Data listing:
════

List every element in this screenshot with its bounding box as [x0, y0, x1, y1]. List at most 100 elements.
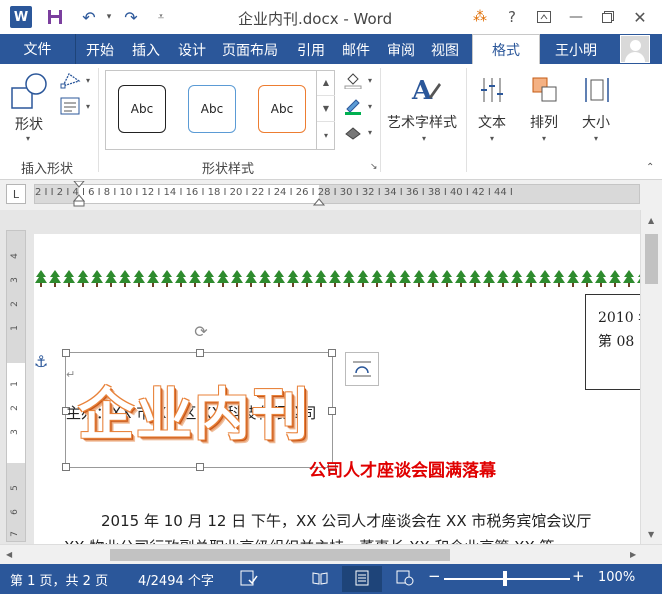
wordart-styles-label[interactable]: 艺术字样式 [387, 112, 457, 132]
body-text-line-2: XX 物业公司行政副总职业高级组织并主持，董事长 XX 和企业高管 XX 等 [64, 536, 555, 544]
gallery-more-icon[interactable]: ▾ [317, 122, 335, 148]
tab-home[interactable]: 开始 [86, 40, 114, 60]
arrange-dropdown-icon[interactable]: ▾ [542, 134, 546, 143]
shape-effects-dropdown-icon[interactable]: ▾ [368, 128, 372, 137]
tab-file[interactable]: 文件 [0, 34, 76, 64]
shape-fill-dropdown-icon[interactable]: ▾ [368, 76, 372, 85]
ribbon-options-icon[interactable] [532, 6, 556, 28]
v-ruler-number: 4 [9, 253, 20, 259]
proofing-icon[interactable] [240, 570, 258, 590]
shape-outline-icon[interactable] [342, 96, 364, 116]
title-bar: W ↶ ▾ ↷ ⩡ 企业内刊.docx - Word ⁂ ? — ✕ [0, 0, 662, 34]
redo-icon[interactable]: ↷ [120, 6, 142, 28]
size-dropdown-icon[interactable]: ▾ [594, 134, 598, 143]
v-ruler-number: 1 [9, 325, 20, 331]
text-box-icon[interactable] [58, 96, 82, 116]
shape-styles-launcher-icon[interactable]: ↘ [370, 162, 378, 172]
v-ruler-number: 5 [9, 485, 20, 491]
shape-effects-icon[interactable] [342, 122, 364, 142]
word-logo-icon[interactable]: W [10, 6, 32, 28]
layout-options-button[interactable] [345, 352, 379, 386]
word-count[interactable]: 4/2494 个字 [138, 570, 214, 589]
resize-handle[interactable] [328, 349, 336, 357]
zoom-slider[interactable] [444, 578, 570, 580]
save-icon[interactable] [44, 6, 66, 28]
shapes-dropdown-icon[interactable]: ▾ [26, 134, 30, 143]
text-box-dropdown-icon[interactable]: ▾ [86, 102, 90, 111]
gallery-up-icon[interactable]: ▲ [317, 70, 335, 96]
collapse-ribbon-icon[interactable]: ⌃ [646, 162, 654, 173]
tab-insert[interactable]: 插入 [132, 40, 160, 60]
zoom-in-icon[interactable]: + [572, 567, 585, 585]
ribbon-display-icon[interactable]: ⁂ [468, 6, 492, 28]
zoom-level[interactable]: 100% [598, 570, 635, 585]
scroll-down-icon[interactable]: ▼ [648, 530, 654, 539]
horizontal-ruler-numbers: 2 I I 2 I 4 I 6 I 8 I 10 I 12 I 14 I 16 … [35, 187, 513, 198]
shape-fill-icon[interactable] [342, 70, 364, 90]
close-icon[interactable]: ✕ [628, 6, 652, 28]
shapes-icon[interactable] [10, 72, 50, 112]
read-mode-icon[interactable] [312, 570, 328, 590]
scroll-up-icon[interactable]: ▲ [648, 216, 654, 225]
scroll-left-icon[interactable]: ◀ [6, 550, 12, 559]
size-label[interactable]: 大小 [582, 112, 610, 132]
tab-selector[interactable]: L [6, 184, 26, 204]
web-layout-icon[interactable] [396, 570, 414, 590]
tab-design[interactable]: 设计 [178, 40, 206, 60]
wordart-title[interactable]: 企业内刊 [78, 370, 310, 451]
tab-review[interactable]: 审阅 [387, 40, 415, 60]
tab-references[interactable]: 引用 [297, 40, 325, 60]
help-button[interactable]: ? [500, 6, 524, 28]
arrange-icon[interactable] [528, 72, 562, 108]
edit-shape-icon[interactable] [58, 70, 84, 90]
wordart-styles-icon[interactable]: A [408, 72, 442, 108]
document-page[interactable]: 2010 年 第 08 ⚓ ⟳ ↵ 主办：XX 市 XX 区 XX 科技有限公司… [34, 234, 640, 544]
rotate-handle-icon[interactable]: ⟳ [192, 322, 210, 341]
horizontal-scrollbar[interactable]: ◀ ▶ [0, 544, 662, 564]
shape-style-1[interactable]: Abc [118, 85, 166, 133]
scroll-right-icon[interactable]: ▶ [630, 550, 636, 559]
vertical-ruler[interactable]: 4 3 2 1 1 2 3 5 6 7 [6, 230, 26, 542]
vertical-scroll-thumb[interactable] [645, 234, 658, 284]
vertical-scrollbar[interactable]: ▲ ▼ [640, 210, 662, 544]
minimize-icon[interactable]: — [564, 6, 588, 28]
print-layout-icon[interactable] [354, 570, 370, 590]
customize-quick-access-icon[interactable]: ⩡ [150, 6, 172, 28]
anchor-icon[interactable]: ⚓ [34, 352, 48, 371]
resize-handle[interactable] [62, 463, 70, 471]
avatar[interactable] [620, 35, 650, 63]
shapes-button-label[interactable]: 形状 [15, 114, 43, 134]
indent-marker-icon[interactable] [73, 181, 85, 207]
edit-shape-dropdown-icon[interactable]: ▾ [86, 76, 90, 85]
resize-handle[interactable] [196, 463, 204, 471]
resize-handle[interactable] [62, 349, 70, 357]
shape-style-3[interactable]: Abc [258, 85, 306, 133]
resize-handle[interactable] [328, 407, 336, 415]
text-icon[interactable] [476, 72, 510, 108]
horizontal-scroll-thumb[interactable] [110, 549, 450, 561]
shape-outline-dropdown-icon[interactable]: ▾ [368, 102, 372, 111]
size-icon[interactable] [580, 72, 614, 108]
zoom-out-icon[interactable]: − [428, 567, 441, 585]
date-text-box[interactable]: 2010 年 第 08 [585, 294, 640, 390]
shape-style-2[interactable]: Abc [188, 85, 236, 133]
text-label[interactable]: 文本 [478, 112, 506, 132]
horizontal-ruler[interactable]: 2 I I 2 I 4 I 6 I 8 I 10 I 12 I 14 I 16 … [34, 181, 640, 207]
tab-page-layout[interactable]: 页面布局 [222, 40, 278, 60]
right-indent-marker-icon[interactable] [313, 197, 325, 207]
page-count[interactable]: 第 1 页，共 2 页 [10, 570, 108, 589]
wordart-styles-dropdown-icon[interactable]: ▾ [422, 134, 426, 143]
undo-icon[interactable]: ↶ [78, 6, 100, 28]
restore-icon[interactable] [596, 6, 620, 28]
resize-handle[interactable] [196, 349, 204, 357]
text-dropdown-icon[interactable]: ▾ [490, 134, 494, 143]
arrange-label[interactable]: 排列 [530, 112, 558, 132]
gallery-down-icon[interactable]: ▼ [317, 96, 335, 122]
user-name[interactable]: 王小明 [555, 40, 597, 60]
undo-dropdown-icon[interactable]: ▾ [98, 6, 120, 28]
zoom-slider-thumb[interactable] [503, 571, 507, 586]
tab-view[interactable]: 视图 [431, 40, 459, 60]
tab-mailings[interactable]: 邮件 [342, 40, 370, 60]
tab-format[interactable]: 格式 [472, 34, 540, 64]
gallery-scroll[interactable]: ▲ ▼ ▾ [316, 70, 335, 150]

════

* Problem requirements: Retype all the items above line for line, character for character. Leave out the pictures.

* The answer:
List every element in this screenshot with its bounding box as [x0, y0, x1, y1]. List at most 100 elements.
wordart-styles-label[interactable]: 艺术字样式 [387, 112, 457, 132]
body-text-line-2: XX 物业公司行政副总职业高级组织并主持，董事长 XX 和企业高管 XX 等 [64, 536, 555, 544]
gallery-more-icon[interactable]: ▾ [317, 122, 335, 148]
tab-home[interactable]: 开始 [86, 40, 114, 60]
arrange-dropdown-icon[interactable]: ▾ [542, 134, 546, 143]
shape-effects-dropdown-icon[interactable]: ▾ [368, 128, 372, 137]
tab-file[interactable]: 文件 [0, 34, 76, 64]
shape-fill-dropdown-icon[interactable]: ▾ [368, 76, 372, 85]
ribbon-options-icon[interactable] [532, 6, 556, 28]
v-ruler-number: 4 [9, 253, 20, 259]
proofing-icon[interactable] [240, 570, 258, 590]
shape-outline-icon[interactable] [342, 96, 364, 116]
title-bar: W ↶ ▾ ↷ ⩡ 企业内刊.docx - Word ⁂ ? — ✕ [0, 0, 662, 34]
redo-icon[interactable]: ↷ [120, 6, 142, 28]
size-dropdown-icon[interactable]: ▾ [594, 134, 598, 143]
v-ruler-number: 1 [9, 325, 20, 331]
text-box-icon[interactable] [58, 96, 82, 116]
shape-styles-launcher-icon[interactable]: ↘ [370, 162, 378, 172]
v-ruler-number: 5 [9, 485, 20, 491]
shape-effects-icon[interactable] [342, 122, 364, 142]
word-logo-icon[interactable]: W [10, 6, 32, 28]
layout-options-button[interactable] [345, 352, 379, 386]
word-count[interactable]: 4/2494 个字 [138, 570, 214, 589]
resize-handle[interactable] [328, 349, 336, 357]
zoom-slider[interactable] [444, 578, 570, 580]
save-icon[interactable] [44, 6, 66, 28]
shapes-dropdown-icon[interactable]: ▾ [26, 134, 30, 143]
text-box-dropdown-icon[interactable]: ▾ [86, 102, 90, 111]
gallery-up-icon[interactable]: ▲ [317, 70, 335, 96]
collapse-ribbon-icon[interactable]: ⌃ [646, 162, 654, 173]
tab-insert[interactable]: 插入 [132, 40, 160, 60]
zoom-in-icon[interactable]: + [572, 567, 585, 585]
ribbon-display-icon[interactable]: ⁂ [468, 6, 492, 28]
zoom-level[interactable]: 100% [598, 570, 635, 585]
scroll-down-icon[interactable]: ▼ [648, 530, 654, 539]
horizontal-ruler-numbers: 2 I I 2 I 4 I 6 I 8 I 10 I 12 I 14 I 16 … [35, 187, 513, 198]
shape-fill-icon[interactable] [342, 70, 364, 90]
close-icon[interactable]: ✕ [628, 6, 652, 28]
shapes-icon[interactable] [10, 72, 50, 112]
read-mode-icon[interactable] [312, 570, 328, 590]
scroll-up-icon[interactable]: ▲ [648, 216, 654, 225]
scroll-left-icon[interactable]: ◀ [6, 550, 12, 559]
size-label[interactable]: 大小 [582, 112, 610, 132]
tab-selector[interactable]: L [6, 184, 26, 204]
web-layout-icon[interactable] [396, 570, 414, 590]
tab-design[interactable]: 设计 [178, 40, 206, 60]
wordart-title[interactable]: 企业内刊 [78, 370, 310, 451]
tab-review[interactable]: 审阅 [387, 40, 415, 60]
tab-references[interactable]: 引用 [297, 40, 325, 60]
help-button[interactable]: ? [500, 6, 524, 28]
arrange-icon[interactable] [528, 72, 562, 108]
edit-shape-icon[interactable] [58, 70, 84, 90]
wordart-styles-icon[interactable]: A [408, 72, 442, 108]
document-page[interactable]: 2010 年 第 08 ⚓ ⟳ ↵ 主办：XX 市 XX 区 XX 科技有限公司… [34, 234, 640, 544]
rotate-handle-icon[interactable]: ⟳ [192, 322, 210, 341]
horizontal-scrollbar[interactable]: ◀ ▶ [0, 544, 662, 564]
shape-style-1[interactable]: Abc [118, 85, 166, 133]
scroll-right-icon[interactable]: ▶ [630, 550, 636, 559]
vertical-ruler[interactable]: 4 3 2 1 1 2 3 5 6 7 [6, 230, 26, 542]
vertical-scroll-thumb[interactable] [645, 234, 658, 284]
vertical-scrollbar[interactable]: ▲ ▼ [640, 210, 662, 544]
minimize-icon[interactable]: — [564, 6, 588, 28]
print-layout-icon[interactable] [354, 570, 370, 590]
customize-quick-access-icon[interactable]: ⩡ [150, 6, 172, 28]
anchor-icon[interactable]: ⚓ [34, 352, 48, 371]
resize-handle[interactable] [62, 463, 70, 471]
avatar[interactable] [620, 35, 650, 63]
shapes-button-label[interactable]: 形状 [15, 114, 43, 134]
indent-marker-icon[interactable] [73, 181, 85, 207]
edit-shape-dropdown-icon[interactable]: ▾ [86, 76, 90, 85]
resize-handle[interactable] [196, 463, 204, 471]
resize-handle[interactable] [62, 349, 70, 357]
shape-style-3[interactable]: Abc [258, 85, 306, 133]
resize-handle[interactable] [328, 407, 336, 415]
text-icon[interactable] [476, 72, 510, 108]
horizontal-scroll-thumb[interactable] [110, 549, 450, 561]
shape-outline-dropdown-icon[interactable]: ▾ [368, 102, 372, 111]
size-icon[interactable] [580, 72, 614, 108]
zoom-out-icon[interactable]: − [428, 567, 441, 585]
date-text-box[interactable]: 2010 年 第 08 [585, 294, 640, 390]
shape-style-2[interactable]: Abc [188, 85, 236, 133]
text-label[interactable]: 文本 [478, 112, 506, 132]
horizontal-ruler[interactable]: 2 I I 2 I 4 I 6 I 8 I 10 I 12 I 14 I 16 … [34, 181, 640, 207]
tab-page-layout[interactable]: 页面布局 [222, 40, 278, 60]
right-indent-marker-icon[interactable] [313, 197, 325, 207]
page-count[interactable]: 第 1 页，共 2 页 [10, 570, 108, 589]
wordart-styles-dropdown-icon[interactable]: ▾ [422, 134, 426, 143]
undo-icon[interactable]: ↶ [78, 6, 100, 28]
restore-icon[interactable] [596, 6, 620, 28]
resize-handle[interactable] [196, 349, 204, 357]
text-dropdown-icon[interactable]: ▾ [490, 134, 494, 143]
arrange-label[interactable]: 排列 [530, 112, 558, 132]
gallery-down-icon[interactable]: ▼ [317, 96, 335, 122]
user-name[interactable]: 王小明 [555, 40, 597, 60]
undo-dropdown-icon[interactable]: ▾ [98, 6, 120, 28]
zoom-slider-thumb[interactable] [503, 571, 507, 586]
tab-view[interactable]: 视图 [431, 40, 459, 60]
tab-mailings[interactable]: 邮件 [342, 40, 370, 60]
tab-format[interactable]: 格式 [472, 34, 540, 64]
gallery-scroll[interactable]: ▲ ▼ ▾ [316, 70, 335, 150]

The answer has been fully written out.